**WHAT IS NEEDED:** Each line containing the word "data" needs to be copied.

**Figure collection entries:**

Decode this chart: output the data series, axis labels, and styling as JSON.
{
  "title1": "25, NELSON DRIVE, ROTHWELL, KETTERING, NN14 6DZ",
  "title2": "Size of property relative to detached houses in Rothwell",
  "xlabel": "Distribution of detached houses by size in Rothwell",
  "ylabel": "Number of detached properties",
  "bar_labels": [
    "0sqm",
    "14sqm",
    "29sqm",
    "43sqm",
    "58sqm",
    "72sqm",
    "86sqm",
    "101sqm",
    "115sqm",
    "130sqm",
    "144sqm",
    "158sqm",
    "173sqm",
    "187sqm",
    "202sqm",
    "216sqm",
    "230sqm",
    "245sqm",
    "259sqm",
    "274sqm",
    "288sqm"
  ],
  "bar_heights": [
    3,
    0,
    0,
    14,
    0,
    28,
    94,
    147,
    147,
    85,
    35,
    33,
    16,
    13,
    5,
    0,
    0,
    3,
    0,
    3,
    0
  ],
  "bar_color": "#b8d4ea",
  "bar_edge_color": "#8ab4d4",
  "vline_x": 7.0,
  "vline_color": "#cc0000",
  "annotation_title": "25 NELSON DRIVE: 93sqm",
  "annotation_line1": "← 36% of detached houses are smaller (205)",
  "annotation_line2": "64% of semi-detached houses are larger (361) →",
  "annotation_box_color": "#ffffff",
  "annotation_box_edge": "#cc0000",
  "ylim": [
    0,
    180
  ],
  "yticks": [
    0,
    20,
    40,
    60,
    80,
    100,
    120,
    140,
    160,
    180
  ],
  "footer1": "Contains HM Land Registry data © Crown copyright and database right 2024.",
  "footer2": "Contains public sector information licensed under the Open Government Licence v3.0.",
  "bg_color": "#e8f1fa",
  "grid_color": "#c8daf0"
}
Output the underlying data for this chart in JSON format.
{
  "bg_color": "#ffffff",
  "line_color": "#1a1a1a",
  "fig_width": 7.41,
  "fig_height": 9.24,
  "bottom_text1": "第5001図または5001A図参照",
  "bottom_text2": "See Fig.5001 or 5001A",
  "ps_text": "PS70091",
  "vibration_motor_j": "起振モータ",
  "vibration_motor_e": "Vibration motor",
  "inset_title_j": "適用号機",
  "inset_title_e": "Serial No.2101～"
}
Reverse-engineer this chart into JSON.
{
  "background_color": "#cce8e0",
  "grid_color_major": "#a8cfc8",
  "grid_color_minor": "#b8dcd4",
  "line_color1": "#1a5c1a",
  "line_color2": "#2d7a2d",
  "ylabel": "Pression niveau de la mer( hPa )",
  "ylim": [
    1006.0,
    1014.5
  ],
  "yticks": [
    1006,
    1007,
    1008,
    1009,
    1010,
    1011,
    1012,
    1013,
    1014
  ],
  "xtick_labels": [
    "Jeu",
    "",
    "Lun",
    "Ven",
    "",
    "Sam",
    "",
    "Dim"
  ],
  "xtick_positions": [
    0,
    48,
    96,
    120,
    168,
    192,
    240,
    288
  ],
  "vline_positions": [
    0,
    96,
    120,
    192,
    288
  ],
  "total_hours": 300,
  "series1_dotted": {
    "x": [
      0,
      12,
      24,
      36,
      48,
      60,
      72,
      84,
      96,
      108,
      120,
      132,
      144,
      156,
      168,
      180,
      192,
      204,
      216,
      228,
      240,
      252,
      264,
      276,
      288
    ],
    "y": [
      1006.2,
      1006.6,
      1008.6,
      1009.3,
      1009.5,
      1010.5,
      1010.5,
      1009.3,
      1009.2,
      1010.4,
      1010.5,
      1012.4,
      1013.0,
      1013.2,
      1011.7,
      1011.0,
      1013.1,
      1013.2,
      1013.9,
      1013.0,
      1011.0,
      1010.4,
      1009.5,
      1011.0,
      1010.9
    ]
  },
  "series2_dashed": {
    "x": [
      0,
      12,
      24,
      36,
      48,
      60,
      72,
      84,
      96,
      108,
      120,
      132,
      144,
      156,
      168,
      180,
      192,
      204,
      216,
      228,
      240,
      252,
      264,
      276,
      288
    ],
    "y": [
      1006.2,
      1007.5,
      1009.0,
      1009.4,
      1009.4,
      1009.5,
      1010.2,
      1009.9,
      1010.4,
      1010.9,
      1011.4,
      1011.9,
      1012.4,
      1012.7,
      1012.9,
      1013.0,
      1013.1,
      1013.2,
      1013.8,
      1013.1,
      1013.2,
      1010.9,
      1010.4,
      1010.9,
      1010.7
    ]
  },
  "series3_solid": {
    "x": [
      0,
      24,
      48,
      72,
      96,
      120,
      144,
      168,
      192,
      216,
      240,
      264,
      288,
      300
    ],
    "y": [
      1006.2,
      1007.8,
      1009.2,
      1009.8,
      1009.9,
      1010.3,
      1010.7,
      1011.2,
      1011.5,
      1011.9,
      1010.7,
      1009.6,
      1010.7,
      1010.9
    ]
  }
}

**RESULT:**
Decode this chart: output the data series, axis labels, and styling as JSON.
  "footer1": "Contains HM Land Registry data © Crown copyright and database right 2024.",
Output the underlying data for this chart in JSON format.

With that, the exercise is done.